Exercise directions>
Repeat the lines that follow, leaving nothing out.

Input>
------------------------------------

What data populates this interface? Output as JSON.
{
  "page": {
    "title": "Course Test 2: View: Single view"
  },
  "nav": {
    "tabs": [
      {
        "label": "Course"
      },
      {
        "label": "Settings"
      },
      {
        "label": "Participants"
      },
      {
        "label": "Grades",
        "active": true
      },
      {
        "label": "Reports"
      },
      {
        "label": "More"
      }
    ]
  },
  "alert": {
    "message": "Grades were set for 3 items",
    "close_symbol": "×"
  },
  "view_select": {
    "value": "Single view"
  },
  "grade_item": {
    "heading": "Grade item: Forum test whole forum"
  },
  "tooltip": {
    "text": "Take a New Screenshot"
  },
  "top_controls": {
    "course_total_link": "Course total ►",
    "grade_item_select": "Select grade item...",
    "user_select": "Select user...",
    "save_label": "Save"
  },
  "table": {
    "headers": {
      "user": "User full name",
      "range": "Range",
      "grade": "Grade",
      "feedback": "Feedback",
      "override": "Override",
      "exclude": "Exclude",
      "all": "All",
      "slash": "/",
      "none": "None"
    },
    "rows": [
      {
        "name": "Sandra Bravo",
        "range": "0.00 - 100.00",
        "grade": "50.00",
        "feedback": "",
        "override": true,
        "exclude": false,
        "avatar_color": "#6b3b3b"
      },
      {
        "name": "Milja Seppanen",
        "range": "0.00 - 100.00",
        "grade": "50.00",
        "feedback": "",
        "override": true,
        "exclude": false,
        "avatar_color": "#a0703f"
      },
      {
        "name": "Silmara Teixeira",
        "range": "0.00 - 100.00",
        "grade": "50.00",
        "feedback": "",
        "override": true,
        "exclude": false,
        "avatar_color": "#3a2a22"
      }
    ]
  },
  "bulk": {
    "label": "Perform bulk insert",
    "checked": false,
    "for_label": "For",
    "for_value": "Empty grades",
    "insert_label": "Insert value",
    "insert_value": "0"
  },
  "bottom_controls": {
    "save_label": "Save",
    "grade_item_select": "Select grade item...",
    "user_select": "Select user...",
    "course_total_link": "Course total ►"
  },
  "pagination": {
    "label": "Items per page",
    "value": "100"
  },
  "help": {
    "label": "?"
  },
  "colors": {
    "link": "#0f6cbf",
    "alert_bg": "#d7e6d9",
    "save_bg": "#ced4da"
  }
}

------------------------------------

Exercise output>
What data populates this interface? Output as JSON.
{
  "page": {
    "title": "Course Test 2: View: Single view"
  },
  "nav": {
    "tabs": [
      {
        "label": "Course"
      },
      {
        "label": "Settings"
      },
      {
        "label": "Participants"
      },
      {
        "label": "Grades",
        "active": true
      },
      {
        "label": "Reports"
      },
      {
        "label": "More"
      }
    ]
  },
  "alert": {
    "message": "Grades were set for 3 items",
    "close_symbol": "×"
  },
  "view_select": {
    "value": "Single view"
  },
  "grade_item": {
    "heading": "Grade item: Forum test whole forum"
  },
  "tooltip": {
    "text": "Take a New Screenshot"
  },
  "top_controls": {
    "course_total_link": "Course total ►",
    "grade_item_select": "Select grade item...",
    "user_select": "Select user...",
    "save_label": "Save"
  },
  "table": {
    "headers": {
      "user": "User full name",
      "range": "Range",
      "grade": "Grade",
      "feedback": "Feedback",
      "override": "Override",
      "exclude": "Exclude",
      "all": "All",
      "slash": "/",
      "none": "None"
    },
    "rows": [
      {
        "name": "Sandra Bravo",
        "range": "0.00 - 100.00",
        "grade": "50.00",
        "feedback": "",
        "override": true,
        "exclude": false,
        "avatar_color": "#6b3b3b"
      },
      {
        "name": "Milja Seppanen",
        "range": "0.00 - 100.00",
        "grade": "50.00",
        "feedback": "",
        "override": true,
        "exclude": false,
        "avatar_color": "#a0703f"
      },
      {
        "name": "Silmara Teixeira",
        "range": "0.00 - 100.00",
        "grade": "50.00",
        "feedback": "",
        "override": true,
        "exclude": false,
        "avatar_color": "#3a2a22"
      }
    ]
  },
  "bulk": {
    "label": "Perform bulk insert",
    "checked": false,
    "for_label": "For",
    "for_value": "Empty grades",
    "insert_label": "Insert value",
    "insert_value": "0"
  },
  "bottom_controls": {
    "save_label": "Save",
    "grade_item_select": "Select grade item...",
    "user_select": "Select user...",
    "course_total_link": "Course total ►"
  },
  "pagination": {
    "label": "Items per page",
    "value": "100"
  },
  "help": {
    "label": "?"
  },
  "colors": {
    "link": "#0f6cbf",
    "alert_bg": "#d7e6d9",
    "save_bg": "#ced4da"
  }
}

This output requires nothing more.